Your task
Copy every line of the material below verbatim, leaving nothing out and changing nothing.

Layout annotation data

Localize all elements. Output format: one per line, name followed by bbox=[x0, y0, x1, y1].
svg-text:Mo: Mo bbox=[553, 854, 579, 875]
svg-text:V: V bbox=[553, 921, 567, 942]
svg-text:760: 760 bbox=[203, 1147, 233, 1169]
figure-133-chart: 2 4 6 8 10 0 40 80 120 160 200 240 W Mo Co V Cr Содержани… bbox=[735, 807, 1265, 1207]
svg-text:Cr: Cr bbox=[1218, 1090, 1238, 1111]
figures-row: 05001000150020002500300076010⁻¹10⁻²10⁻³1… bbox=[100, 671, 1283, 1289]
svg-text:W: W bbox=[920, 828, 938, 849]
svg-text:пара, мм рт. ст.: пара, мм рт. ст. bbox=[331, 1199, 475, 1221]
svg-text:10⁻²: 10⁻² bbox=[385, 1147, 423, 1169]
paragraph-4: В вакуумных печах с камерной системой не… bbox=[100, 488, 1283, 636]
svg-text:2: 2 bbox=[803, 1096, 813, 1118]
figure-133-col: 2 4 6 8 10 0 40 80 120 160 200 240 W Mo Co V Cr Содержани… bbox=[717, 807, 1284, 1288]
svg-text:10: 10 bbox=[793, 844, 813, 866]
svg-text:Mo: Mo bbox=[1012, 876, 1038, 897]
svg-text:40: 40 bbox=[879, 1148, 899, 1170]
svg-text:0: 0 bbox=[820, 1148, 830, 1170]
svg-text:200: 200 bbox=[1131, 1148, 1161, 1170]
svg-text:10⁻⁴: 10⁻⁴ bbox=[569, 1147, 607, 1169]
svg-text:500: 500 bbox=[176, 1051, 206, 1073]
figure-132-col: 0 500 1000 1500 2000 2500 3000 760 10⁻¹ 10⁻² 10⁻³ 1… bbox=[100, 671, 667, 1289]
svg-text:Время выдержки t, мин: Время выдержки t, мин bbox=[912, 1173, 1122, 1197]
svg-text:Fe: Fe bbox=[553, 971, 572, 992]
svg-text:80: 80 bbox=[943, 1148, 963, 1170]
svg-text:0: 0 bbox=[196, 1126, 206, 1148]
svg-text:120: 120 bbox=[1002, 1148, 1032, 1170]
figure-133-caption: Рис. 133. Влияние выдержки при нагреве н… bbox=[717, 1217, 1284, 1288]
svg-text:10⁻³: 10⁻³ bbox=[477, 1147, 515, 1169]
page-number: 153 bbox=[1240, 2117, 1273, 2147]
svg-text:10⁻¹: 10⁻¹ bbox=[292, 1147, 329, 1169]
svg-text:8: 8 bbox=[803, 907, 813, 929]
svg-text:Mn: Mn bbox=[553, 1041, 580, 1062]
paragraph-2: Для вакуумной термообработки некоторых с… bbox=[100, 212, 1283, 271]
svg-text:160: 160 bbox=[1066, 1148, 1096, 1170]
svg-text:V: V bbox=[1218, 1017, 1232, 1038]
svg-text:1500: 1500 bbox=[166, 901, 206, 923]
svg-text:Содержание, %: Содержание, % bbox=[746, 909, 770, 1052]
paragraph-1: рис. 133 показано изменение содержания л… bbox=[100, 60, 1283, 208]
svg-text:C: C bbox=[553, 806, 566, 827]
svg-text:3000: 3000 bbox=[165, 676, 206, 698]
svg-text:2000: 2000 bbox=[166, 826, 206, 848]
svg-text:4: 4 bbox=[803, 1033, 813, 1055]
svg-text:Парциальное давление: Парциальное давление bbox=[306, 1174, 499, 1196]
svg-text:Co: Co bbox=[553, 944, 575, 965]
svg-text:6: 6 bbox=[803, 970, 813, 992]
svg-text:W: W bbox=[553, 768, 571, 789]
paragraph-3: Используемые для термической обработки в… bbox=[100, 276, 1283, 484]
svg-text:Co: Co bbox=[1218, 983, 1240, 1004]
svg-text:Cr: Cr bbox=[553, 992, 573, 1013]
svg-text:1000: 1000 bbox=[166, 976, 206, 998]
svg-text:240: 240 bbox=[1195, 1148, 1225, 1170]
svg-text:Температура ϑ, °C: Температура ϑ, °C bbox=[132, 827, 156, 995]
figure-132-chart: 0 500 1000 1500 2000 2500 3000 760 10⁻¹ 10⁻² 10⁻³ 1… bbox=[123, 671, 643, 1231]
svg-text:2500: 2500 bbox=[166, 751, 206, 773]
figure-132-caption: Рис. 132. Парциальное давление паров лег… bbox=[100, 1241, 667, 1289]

Response for this exercise
Localize all elements. Output format: one per line, name followed by bbox=[x0, y0, x1, y1].
svg-text:Mo: Mo bbox=[553, 854, 579, 875]
svg-text:V: V bbox=[553, 921, 567, 942]
svg-text:760: 760 bbox=[203, 1147, 233, 1169]
figure-133-chart: 2 4 6 8 10 0 40 80 120 160 200 240 W Mo Co V Cr Содержани… bbox=[735, 807, 1265, 1207]
svg-text:Cr: Cr bbox=[1218, 1090, 1238, 1111]
figures-row: 05001000150020002500300076010⁻¹10⁻²10⁻³1… bbox=[100, 671, 1283, 1289]
svg-text:W: W bbox=[920, 828, 938, 849]
svg-text:пара, мм рт. ст.: пара, мм рт. ст. bbox=[331, 1199, 475, 1221]
svg-text:10⁻²: 10⁻² bbox=[385, 1147, 423, 1169]
paragraph-4: В вакуумных печах с камерной системой не… bbox=[100, 488, 1283, 636]
svg-text:2: 2 bbox=[803, 1096, 813, 1118]
figure-133-col: 2 4 6 8 10 0 40 80 120 160 200 240 W Mo Co V Cr Содержани… bbox=[717, 807, 1284, 1288]
svg-text:10: 10 bbox=[793, 844, 813, 866]
svg-text:Mo: Mo bbox=[1012, 876, 1038, 897]
svg-text:40: 40 bbox=[879, 1148, 899, 1170]
svg-text:0: 0 bbox=[820, 1148, 830, 1170]
svg-text:200: 200 bbox=[1131, 1148, 1161, 1170]
svg-text:10⁻⁴: 10⁻⁴ bbox=[569, 1147, 607, 1169]
svg-text:500: 500 bbox=[176, 1051, 206, 1073]
figure-132-col: 0 500 1000 1500 2000 2500 3000 760 10⁻¹ 10⁻² 10⁻³ 1… bbox=[100, 671, 667, 1289]
svg-text:Время выдержки t, мин: Время выдержки t, мин bbox=[912, 1173, 1122, 1197]
svg-text:Fe: Fe bbox=[553, 971, 572, 992]
svg-text:80: 80 bbox=[943, 1148, 963, 1170]
svg-text:0: 0 bbox=[196, 1126, 206, 1148]
svg-text:120: 120 bbox=[1002, 1148, 1032, 1170]
figure-133-caption: Рис. 133. Влияние выдержки при нагреве н… bbox=[717, 1217, 1284, 1288]
svg-text:10⁻³: 10⁻³ bbox=[477, 1147, 515, 1169]
page-number: 153 bbox=[1240, 2117, 1273, 2147]
svg-text:10⁻¹: 10⁻¹ bbox=[292, 1147, 329, 1169]
svg-text:8: 8 bbox=[803, 907, 813, 929]
svg-text:Mn: Mn bbox=[553, 1041, 580, 1062]
paragraph-2: Для вакуумной термообработки некоторых с… bbox=[100, 212, 1283, 271]
svg-text:160: 160 bbox=[1066, 1148, 1096, 1170]
svg-text:V: V bbox=[1218, 1017, 1232, 1038]
svg-text:1500: 1500 bbox=[166, 901, 206, 923]
svg-text:Содержание, %: Содержание, % bbox=[746, 909, 770, 1052]
paragraph-1: рис. 133 показано изменение содержания л… bbox=[100, 60, 1283, 208]
svg-text:C: C bbox=[553, 806, 566, 827]
svg-text:3000: 3000 bbox=[165, 676, 206, 698]
svg-text:2000: 2000 bbox=[166, 826, 206, 848]
svg-text:4: 4 bbox=[803, 1033, 813, 1055]
svg-text:Парциальное давление: Парциальное давление bbox=[306, 1174, 499, 1196]
svg-text:Co: Co bbox=[553, 944, 575, 965]
svg-text:6: 6 bbox=[803, 970, 813, 992]
svg-text:W: W bbox=[553, 768, 571, 789]
paragraph-3: Используемые для термической обработки в… bbox=[100, 276, 1283, 484]
svg-text:Co: Co bbox=[1218, 983, 1240, 1004]
svg-text:Cr: Cr bbox=[553, 992, 573, 1013]
svg-text:1000: 1000 bbox=[166, 976, 206, 998]
svg-text:240: 240 bbox=[1195, 1148, 1225, 1170]
svg-text:Температура ϑ, °C: Температура ϑ, °C bbox=[132, 827, 156, 995]
figure-132-chart: 0 500 1000 1500 2000 2500 3000 760 10⁻¹ 10⁻² 10⁻³ 1… bbox=[123, 671, 643, 1231]
svg-text:2500: 2500 bbox=[166, 751, 206, 773]
figure-132-caption: Рис. 132. Парциальное давление паров лег… bbox=[100, 1241, 667, 1289]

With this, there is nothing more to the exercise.